Hearing Loss in Dentistry: A Silent Topic

It is estimated that 30 million Americans are exposed to potentially harmful sounds at work. Many workplaces require hearing protection devices (HPD) as personal protective equipment (PPE). Dentists and their auxiliaries are regularly exposed to decibel (dB) levels at and above the level of 85, which begins an unsafe zone for ears without protection. Awareness needs to be generated within the dental sector regarding noise-induced hearing loss (NIHL) sooner rather than later. According to Johns Hopkins Medicine, adults age 21-60 years of age should have a hearing baseline test, then an annual re-evaluation.7 Without a campaign to educate the overall population, let alone, the dental industry, many dental personnel will continue their daily endeavors without understanding preventive methods to protect against NIHL. HPDs are available for the dental industry; however, considering the lack of “push” for their usage, there is an unfamiliarity.

For years in the dental profession, there’s been a buzz about PPE.

Lab coats, eye protection, gloves, and masks are repeatedly mentioned throughout Occupational Safety and Health Administration (OSHA) classes. Why aren’t HPDs mandatory pieces of PPE? With compiled uses of various noises throughout dental work environments, including high-speed handpieces, high and low-speed suction and ultrasonic scalers, dental personnel are at a potential high risk for hearing loss. With this knowledge, it is important that dental professionals begin baseline hearing tests and learn what types of HPDs are available. Much like there is focus on dental prevention for dental patients, there must be a recognition in the causes of NIHL in the dental profession and accountability to understand that preventive methods are necessary for longevity in maintaining optimum hearing.

* * * * * * * * *

● Exercise instructions:
**a)** For each statement, say yes or no based on whether it agrees with the hearing loss article, and quote the deciding words. (i) Dental workers are regularly exposed to sound levels at and above 85 dB. (ii) Johns Hopkins Medicine advises adults aged 21 to 60 to have a hearing test every five years. (iii) HPDs are already mandatory PPE in dentistry.
**b)** Quote the part of the hearing loss article that opens with the words containing "For years in" and closes with "maintaining optimum hearing.".
Use only the hearing loss article.

● Study material:
* * * * * * * * *

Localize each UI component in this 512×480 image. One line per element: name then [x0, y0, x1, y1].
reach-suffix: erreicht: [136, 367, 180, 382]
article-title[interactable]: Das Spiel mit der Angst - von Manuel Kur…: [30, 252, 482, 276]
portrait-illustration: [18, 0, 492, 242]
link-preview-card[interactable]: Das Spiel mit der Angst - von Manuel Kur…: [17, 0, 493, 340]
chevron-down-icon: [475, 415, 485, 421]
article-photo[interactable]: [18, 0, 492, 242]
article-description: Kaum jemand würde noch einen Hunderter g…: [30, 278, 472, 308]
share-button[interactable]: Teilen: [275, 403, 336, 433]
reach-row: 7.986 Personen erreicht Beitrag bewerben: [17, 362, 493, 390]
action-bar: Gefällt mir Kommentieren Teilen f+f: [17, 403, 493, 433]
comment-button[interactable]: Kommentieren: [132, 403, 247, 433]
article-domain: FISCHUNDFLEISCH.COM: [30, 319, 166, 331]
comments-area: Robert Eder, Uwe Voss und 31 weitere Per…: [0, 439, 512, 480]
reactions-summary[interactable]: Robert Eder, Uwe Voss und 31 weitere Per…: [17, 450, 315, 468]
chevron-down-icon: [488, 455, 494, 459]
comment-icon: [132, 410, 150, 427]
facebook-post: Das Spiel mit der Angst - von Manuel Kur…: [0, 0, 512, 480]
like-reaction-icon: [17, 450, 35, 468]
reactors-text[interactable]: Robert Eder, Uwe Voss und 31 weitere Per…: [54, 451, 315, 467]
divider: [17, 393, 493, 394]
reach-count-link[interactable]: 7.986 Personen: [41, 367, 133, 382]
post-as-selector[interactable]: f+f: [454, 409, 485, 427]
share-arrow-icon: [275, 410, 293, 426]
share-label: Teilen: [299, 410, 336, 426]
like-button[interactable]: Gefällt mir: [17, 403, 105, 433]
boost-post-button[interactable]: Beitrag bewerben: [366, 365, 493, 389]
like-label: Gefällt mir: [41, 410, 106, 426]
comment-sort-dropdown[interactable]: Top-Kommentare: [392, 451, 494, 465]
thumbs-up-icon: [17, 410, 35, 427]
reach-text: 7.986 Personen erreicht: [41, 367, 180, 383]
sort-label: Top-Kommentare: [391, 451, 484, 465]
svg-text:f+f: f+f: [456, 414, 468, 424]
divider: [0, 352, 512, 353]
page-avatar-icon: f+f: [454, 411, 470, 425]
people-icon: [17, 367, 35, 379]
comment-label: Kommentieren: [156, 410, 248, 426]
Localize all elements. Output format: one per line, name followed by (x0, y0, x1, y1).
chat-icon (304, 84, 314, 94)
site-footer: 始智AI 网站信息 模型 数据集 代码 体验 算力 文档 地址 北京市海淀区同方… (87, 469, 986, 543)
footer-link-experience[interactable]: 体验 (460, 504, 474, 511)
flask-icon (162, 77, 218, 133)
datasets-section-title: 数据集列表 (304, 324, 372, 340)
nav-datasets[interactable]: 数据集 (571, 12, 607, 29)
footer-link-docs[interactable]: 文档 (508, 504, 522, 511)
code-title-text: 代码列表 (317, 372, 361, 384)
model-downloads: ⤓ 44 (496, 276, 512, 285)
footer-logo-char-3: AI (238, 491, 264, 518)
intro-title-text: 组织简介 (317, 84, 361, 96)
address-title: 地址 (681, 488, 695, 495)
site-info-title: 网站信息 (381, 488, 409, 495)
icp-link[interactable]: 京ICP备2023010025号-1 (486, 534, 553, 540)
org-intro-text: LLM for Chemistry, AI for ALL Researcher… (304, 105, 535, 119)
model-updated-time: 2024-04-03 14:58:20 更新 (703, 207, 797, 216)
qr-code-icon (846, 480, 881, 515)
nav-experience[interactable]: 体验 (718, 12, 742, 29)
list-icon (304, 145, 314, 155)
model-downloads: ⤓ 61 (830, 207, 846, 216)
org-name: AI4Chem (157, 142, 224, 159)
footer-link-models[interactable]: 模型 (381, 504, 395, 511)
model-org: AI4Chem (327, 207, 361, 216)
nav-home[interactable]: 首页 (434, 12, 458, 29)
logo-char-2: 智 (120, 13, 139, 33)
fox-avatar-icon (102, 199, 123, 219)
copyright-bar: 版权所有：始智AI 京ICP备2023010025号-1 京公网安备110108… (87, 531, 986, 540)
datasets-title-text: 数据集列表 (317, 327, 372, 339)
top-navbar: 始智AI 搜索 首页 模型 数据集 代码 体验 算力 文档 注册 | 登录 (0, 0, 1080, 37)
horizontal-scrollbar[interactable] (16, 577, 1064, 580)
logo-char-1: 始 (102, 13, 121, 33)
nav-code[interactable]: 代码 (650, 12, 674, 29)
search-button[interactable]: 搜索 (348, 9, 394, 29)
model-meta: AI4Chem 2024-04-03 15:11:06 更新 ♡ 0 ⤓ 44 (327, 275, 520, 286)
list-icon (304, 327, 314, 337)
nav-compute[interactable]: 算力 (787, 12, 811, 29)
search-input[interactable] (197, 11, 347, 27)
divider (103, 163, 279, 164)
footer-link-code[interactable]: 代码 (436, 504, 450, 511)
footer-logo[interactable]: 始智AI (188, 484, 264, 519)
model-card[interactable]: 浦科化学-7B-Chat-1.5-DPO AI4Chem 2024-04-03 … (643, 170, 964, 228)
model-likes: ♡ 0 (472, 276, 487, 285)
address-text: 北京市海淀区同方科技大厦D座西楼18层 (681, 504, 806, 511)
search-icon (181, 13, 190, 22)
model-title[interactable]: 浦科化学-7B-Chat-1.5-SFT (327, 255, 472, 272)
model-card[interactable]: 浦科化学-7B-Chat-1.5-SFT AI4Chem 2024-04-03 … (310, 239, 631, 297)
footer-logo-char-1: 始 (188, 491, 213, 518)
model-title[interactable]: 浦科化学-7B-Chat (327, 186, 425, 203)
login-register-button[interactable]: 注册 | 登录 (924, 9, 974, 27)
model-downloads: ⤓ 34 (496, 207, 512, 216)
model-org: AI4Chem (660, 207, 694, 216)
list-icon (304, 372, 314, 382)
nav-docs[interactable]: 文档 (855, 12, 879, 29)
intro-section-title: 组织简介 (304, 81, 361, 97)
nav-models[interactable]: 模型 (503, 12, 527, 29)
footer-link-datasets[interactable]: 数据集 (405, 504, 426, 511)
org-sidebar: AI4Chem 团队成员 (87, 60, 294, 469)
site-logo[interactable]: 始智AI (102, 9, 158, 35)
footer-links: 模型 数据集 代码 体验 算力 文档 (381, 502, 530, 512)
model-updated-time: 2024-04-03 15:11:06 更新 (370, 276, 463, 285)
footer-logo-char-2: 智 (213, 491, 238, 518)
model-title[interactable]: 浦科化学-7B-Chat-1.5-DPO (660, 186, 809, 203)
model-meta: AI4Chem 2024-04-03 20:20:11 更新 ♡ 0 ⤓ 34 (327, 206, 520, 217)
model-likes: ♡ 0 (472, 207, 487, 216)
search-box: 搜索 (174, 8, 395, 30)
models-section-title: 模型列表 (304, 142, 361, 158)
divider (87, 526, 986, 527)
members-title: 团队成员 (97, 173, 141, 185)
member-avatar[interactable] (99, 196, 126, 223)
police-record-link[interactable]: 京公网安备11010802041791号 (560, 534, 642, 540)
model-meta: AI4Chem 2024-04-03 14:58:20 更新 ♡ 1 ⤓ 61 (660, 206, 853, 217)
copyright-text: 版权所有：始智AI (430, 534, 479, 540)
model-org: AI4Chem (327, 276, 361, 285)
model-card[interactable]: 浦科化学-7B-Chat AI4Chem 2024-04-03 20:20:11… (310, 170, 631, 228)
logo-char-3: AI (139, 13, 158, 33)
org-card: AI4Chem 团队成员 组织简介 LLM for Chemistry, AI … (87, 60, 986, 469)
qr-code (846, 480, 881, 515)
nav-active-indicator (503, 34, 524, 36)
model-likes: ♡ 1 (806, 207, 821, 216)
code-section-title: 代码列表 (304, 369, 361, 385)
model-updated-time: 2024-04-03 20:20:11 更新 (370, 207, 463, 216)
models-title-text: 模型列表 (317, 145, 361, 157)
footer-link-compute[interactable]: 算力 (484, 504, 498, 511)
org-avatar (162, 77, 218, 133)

* * * * * * * * *

● Exercise answers:
**a)**
(i) Yes: "Dentists and their auxiliaries are regularly exposed to decibel (dB) levels at and above the level of 85"
(ii) No: "should have a hearing baseline test, then an annual re-evaluation"
(iii) No: "Why aren’t HPDs mandatory pieces of PPE?"

**b)**
For years in the dental profession, there’s been a buzz about PPE.

Lab coats, eye protection, gloves, and masks are repeatedly mentioned throughout Occupational Safety and Health Administration (OSHA) classes. Why aren’t HPDs mandatory pieces of PPE? With compiled uses of various noises throughout dental work environments, including high-speed handpieces, high and low-speed suction and ultrasonic scalers, dental personnel are at a potential high risk for hearing loss. With this knowledge, it is important that dental professionals begin baseline hearing tests and learn what types of HPDs are available. Much like there is focus on dental prevention for dental patients, there must be a recognition in the causes of NIHL in the dental profession and accountability to understand that preventive methods are necessary for longevity in maintaining optimum hearing.